● Written exercise
Go through the entries below and write each one out exactly.

--- start Data supplied ---

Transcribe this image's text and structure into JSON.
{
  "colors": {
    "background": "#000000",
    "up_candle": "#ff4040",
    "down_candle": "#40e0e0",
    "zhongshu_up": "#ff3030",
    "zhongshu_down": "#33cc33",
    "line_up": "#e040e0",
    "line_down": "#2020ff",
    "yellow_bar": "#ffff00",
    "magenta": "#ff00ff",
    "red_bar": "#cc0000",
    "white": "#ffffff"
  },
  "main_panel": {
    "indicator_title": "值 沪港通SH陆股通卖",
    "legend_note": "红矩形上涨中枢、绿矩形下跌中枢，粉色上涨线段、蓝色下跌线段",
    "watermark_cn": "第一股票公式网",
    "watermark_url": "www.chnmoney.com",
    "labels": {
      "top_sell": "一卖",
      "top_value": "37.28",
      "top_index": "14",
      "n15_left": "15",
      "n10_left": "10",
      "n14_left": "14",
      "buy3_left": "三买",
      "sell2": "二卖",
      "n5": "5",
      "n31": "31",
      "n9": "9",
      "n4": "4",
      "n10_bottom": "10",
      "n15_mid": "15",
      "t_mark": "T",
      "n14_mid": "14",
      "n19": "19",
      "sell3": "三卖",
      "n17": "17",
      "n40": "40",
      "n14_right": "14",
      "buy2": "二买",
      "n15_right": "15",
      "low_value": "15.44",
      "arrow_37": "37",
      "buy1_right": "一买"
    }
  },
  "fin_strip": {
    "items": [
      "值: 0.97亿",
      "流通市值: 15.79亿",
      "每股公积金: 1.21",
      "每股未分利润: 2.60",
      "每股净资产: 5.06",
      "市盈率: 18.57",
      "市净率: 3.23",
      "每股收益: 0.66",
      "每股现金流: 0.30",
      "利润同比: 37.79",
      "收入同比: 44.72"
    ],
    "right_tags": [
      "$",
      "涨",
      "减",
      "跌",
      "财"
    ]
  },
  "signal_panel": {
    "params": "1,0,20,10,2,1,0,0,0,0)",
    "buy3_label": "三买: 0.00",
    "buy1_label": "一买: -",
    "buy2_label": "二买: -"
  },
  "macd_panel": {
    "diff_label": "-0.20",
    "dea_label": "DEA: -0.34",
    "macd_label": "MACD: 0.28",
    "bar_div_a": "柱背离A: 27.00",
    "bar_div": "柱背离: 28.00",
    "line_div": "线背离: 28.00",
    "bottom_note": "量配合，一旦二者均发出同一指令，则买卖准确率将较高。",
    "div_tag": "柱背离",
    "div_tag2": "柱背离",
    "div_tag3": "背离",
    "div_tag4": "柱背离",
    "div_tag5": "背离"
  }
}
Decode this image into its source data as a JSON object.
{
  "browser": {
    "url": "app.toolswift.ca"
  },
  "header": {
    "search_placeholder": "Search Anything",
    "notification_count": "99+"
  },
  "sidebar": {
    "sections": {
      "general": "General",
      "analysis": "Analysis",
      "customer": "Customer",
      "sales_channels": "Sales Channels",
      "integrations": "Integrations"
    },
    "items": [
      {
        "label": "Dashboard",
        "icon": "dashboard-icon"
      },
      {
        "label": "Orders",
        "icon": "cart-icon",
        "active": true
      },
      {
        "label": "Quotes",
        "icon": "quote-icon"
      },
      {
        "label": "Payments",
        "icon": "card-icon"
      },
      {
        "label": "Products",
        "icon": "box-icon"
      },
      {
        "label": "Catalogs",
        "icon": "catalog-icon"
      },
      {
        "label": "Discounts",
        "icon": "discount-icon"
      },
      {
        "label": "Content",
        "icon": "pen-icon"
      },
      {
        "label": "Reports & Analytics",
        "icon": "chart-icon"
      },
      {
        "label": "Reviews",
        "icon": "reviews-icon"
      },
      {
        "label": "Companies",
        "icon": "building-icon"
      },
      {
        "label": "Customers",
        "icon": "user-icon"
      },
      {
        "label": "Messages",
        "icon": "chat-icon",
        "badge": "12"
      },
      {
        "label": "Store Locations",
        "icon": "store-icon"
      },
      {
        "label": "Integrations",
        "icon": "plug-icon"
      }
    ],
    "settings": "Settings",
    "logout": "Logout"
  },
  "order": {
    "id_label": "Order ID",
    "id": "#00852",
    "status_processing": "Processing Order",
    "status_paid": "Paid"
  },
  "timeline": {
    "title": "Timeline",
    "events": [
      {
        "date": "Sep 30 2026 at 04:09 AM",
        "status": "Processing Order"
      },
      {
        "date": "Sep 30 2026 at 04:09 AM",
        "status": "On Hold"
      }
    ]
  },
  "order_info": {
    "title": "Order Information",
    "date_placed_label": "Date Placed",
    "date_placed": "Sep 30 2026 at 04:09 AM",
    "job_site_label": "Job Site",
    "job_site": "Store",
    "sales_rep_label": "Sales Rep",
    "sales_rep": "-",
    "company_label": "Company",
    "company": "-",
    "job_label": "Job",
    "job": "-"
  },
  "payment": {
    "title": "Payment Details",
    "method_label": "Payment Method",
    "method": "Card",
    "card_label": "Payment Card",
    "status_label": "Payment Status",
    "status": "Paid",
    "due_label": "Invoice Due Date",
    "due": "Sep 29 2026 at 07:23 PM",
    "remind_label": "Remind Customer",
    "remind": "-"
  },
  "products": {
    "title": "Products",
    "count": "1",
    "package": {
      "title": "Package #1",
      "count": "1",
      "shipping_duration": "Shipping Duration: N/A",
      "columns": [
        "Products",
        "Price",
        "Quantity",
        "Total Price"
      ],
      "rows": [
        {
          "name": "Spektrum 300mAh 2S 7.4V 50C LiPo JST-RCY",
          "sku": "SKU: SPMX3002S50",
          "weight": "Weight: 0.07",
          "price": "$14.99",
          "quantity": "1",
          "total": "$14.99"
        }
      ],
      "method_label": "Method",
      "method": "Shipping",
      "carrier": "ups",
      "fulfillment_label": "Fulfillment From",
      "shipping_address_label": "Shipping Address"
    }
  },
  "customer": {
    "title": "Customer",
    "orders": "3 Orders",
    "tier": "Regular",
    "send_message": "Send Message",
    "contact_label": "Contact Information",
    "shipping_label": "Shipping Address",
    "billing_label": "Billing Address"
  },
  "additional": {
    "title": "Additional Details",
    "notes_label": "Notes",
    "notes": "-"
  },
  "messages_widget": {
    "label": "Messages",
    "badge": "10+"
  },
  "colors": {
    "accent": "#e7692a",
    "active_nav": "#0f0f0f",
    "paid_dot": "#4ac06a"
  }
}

--- end Data supplied ---

● Task output
Transcribe this image's text and structure into JSON.
{
  "colors": {
    "background": "#000000",
    "up_candle": "#ff4040",
    "down_candle": "#40e0e0",
    "zhongshu_up": "#ff3030",
    "zhongshu_down": "#33cc33",
    "line_up": "#e040e0",
    "line_down": "#2020ff",
    "yellow_bar": "#ffff00",
    "magenta": "#ff00ff",
    "red_bar": "#cc0000",
    "white": "#ffffff"
  },
  "main_panel": {
    "indicator_title": "值 沪港通SH陆股通卖",
    "legend_note": "红矩形上涨中枢、绿矩形下跌中枢，粉色上涨线段、蓝色下跌线段",
    "watermark_cn": "第一股票公式网",
    "watermark_url": "www.chnmoney.com",
    "labels": {
      "top_sell": "一卖",
      "top_value": "37.28",
      "top_index": "14",
      "n15_left": "15",
      "n10_left": "10",
      "n14_left": "14",
      "buy3_left": "三买",
      "sell2": "二卖",
      "n5": "5",
      "n31": "31",
      "n9": "9",
      "n4": "4",
      "n10_bottom": "10",
      "n15_mid": "15",
      "t_mark": "T",
      "n14_mid": "14",
      "n19": "19",
      "sell3": "三卖",
      "n17": "17",
      "n40": "40",
      "n14_right": "14",
      "buy2": "二买",
      "n15_right": "15",
      "low_value": "15.44",
      "arrow_37": "37",
      "buy1_right": "一买"
    }
  },
  "fin_strip": {
    "items": [
      "值: 0.97亿",
      "流通市值: 15.79亿",
      "每股公积金: 1.21",
      "每股未分利润: 2.60",
      "每股净资产: 5.06",
      "市盈率: 18.57",
      "市净率: 3.23",
      "每股收益: 0.66",
      "每股现金流: 0.30",
      "利润同比: 37.79",
      "收入同比: 44.72"
    ],
    "right_tags": [
      "$",
      "涨",
      "减",
      "跌",
      "财"
    ]
  },
  "signal_panel": {
    "params": "1,0,20,10,2,1,0,0,0,0)",
    "buy3_label": "三买: 0.00",
    "buy1_label": "一买: -",
    "buy2_label": "二买: -"
  },
  "macd_panel": {
    "diff_label": "-0.20",
    "dea_label": "DEA: -0.34",
    "macd_label": "MACD: 0.28",
    "bar_div_a": "柱背离A: 27.00",
    "bar_div": "柱背离: 28.00",
    "line_div": "线背离: 28.00",
    "bottom_note": "量配合，一旦二者均发出同一指令，则买卖准确率将较高。",
    "div_tag": "柱背离",
    "div_tag2": "柱背离",
    "div_tag3": "背离",
    "div_tag4": "柱背离",
    "div_tag5": "背离"
  }
}
Decode this image into its source data as a JSON object.
{
  "browser": {
    "url": "app.toolswift.ca"
  },
  "header": {
    "search_placeholder": "Search Anything",
    "notification_count": "99+"
  },
  "sidebar": {
    "sections": {
      "general": "General",
      "analysis": "Analysis",
      "customer": "Customer",
      "sales_channels": "Sales Channels",
      "integrations": "Integrations"
    },
    "items": [
      {
        "label": "Dashboard",
        "icon": "dashboard-icon"
      },
      {
        "label": "Orders",
        "icon": "cart-icon",
        "active": true
      },
      {
        "label": "Quotes",
        "icon": "quote-icon"
      },
      {
        "label": "Payments",
        "icon": "card-icon"
      },
      {
        "label": "Products",
        "icon": "box-icon"
      },
      {
        "label": "Catalogs",
        "icon": "catalog-icon"
      },
      {
        "label": "Discounts",
        "icon": "discount-icon"
      },
      {
        "label": "Content",
        "icon": "pen-icon"
      },
      {
        "label": "Reports & Analytics",
        "icon": "chart-icon"
      },
      {
        "label": "Reviews",
        "icon": "reviews-icon"
      },
      {
        "label": "Companies",
        "icon": "building-icon"
      },
      {
        "label": "Customers",
        "icon": "user-icon"
      },
      {
        "label": "Messages",
        "icon": "chat-icon",
        "badge": "12"
      },
      {
        "label": "Store Locations",
        "icon": "store-icon"
      },
      {
        "label": "Integrations",
        "icon": "plug-icon"
      }
    ],
    "settings": "Settings",
    "logout": "Logout"
  },
  "order": {
    "id_label": "Order ID",
    "id": "#00852",
    "status_processing": "Processing Order",
    "status_paid": "Paid"
  },
  "timeline": {
    "title": "Timeline",
    "events": [
      {
        "date": "Sep 30 2026 at 04:09 AM",
        "status": "Processing Order"
      },
      {
        "date": "Sep 30 2026 at 04:09 AM",
        "status": "On Hold"
      }
    ]
  },
  "order_info": {
    "title": "Order Information",
    "date_placed_label": "Date Placed",
    "date_placed": "Sep 30 2026 at 04:09 AM",
    "job_site_label": "Job Site",
    "job_site": "Store",
    "sales_rep_label": "Sales Rep",
    "sales_rep": "-",
    "company_label": "Company",
    "company": "-",
    "job_label": "Job",
    "job": "-"
  },
  "payment": {
    "title": "Payment Details",
    "method_label": "Payment Method",
    "method": "Card",
    "card_label": "Payment Card",
    "status_label": "Payment Status",
    "status": "Paid",
    "due_label": "Invoice Due Date",
    "due": "Sep 29 2026 at 07:23 PM",
    "remind_label": "Remind Customer",
    "remind": "-"
  },
  "products": {
    "title": "Products",
    "count": "1",
    "package": {
      "title": "Package #1",
      "count": "1",
      "shipping_duration": "Shipping Duration: N/A",
      "columns": [
        "Products",
        "Price",
        "Quantity",
        "Total Price"
      ],
      "rows": [
        {
          "name": "Spektrum 300mAh 2S 7.4V 50C LiPo JST-RCY",
          "sku": "SKU: SPMX3002S50",
          "weight": "Weight: 0.07",
          "price": "$14.99",
          "quantity": "1",
          "total": "$14.99"
        }
      ],
      "method_label": "Method",
      "method": "Shipping",
      "carrier": "ups",
      "fulfillment_label": "Fulfillment From",
      "shipping_address_label": "Shipping Address"
    }
  },
  "customer": {
    "title": "Customer",
    "orders": "3 Orders",
    "tier": "Regular",
    "send_message": "Send Message",
    "contact_label": "Contact Information",
    "shipping_label": "Shipping Address",
    "billing_label": "Billing Address"
  },
  "additional": {
    "title": "Additional Details",
    "notes_label": "Notes",
    "notes": "-"
  },
  "messages_widget": {
    "label": "Messages",
    "badge": "10+"
  },
  "colors": {
    "accent": "#e7692a",
    "active_nav": "#0f0f0f",
    "paid_dot": "#4ac06a"
  }
}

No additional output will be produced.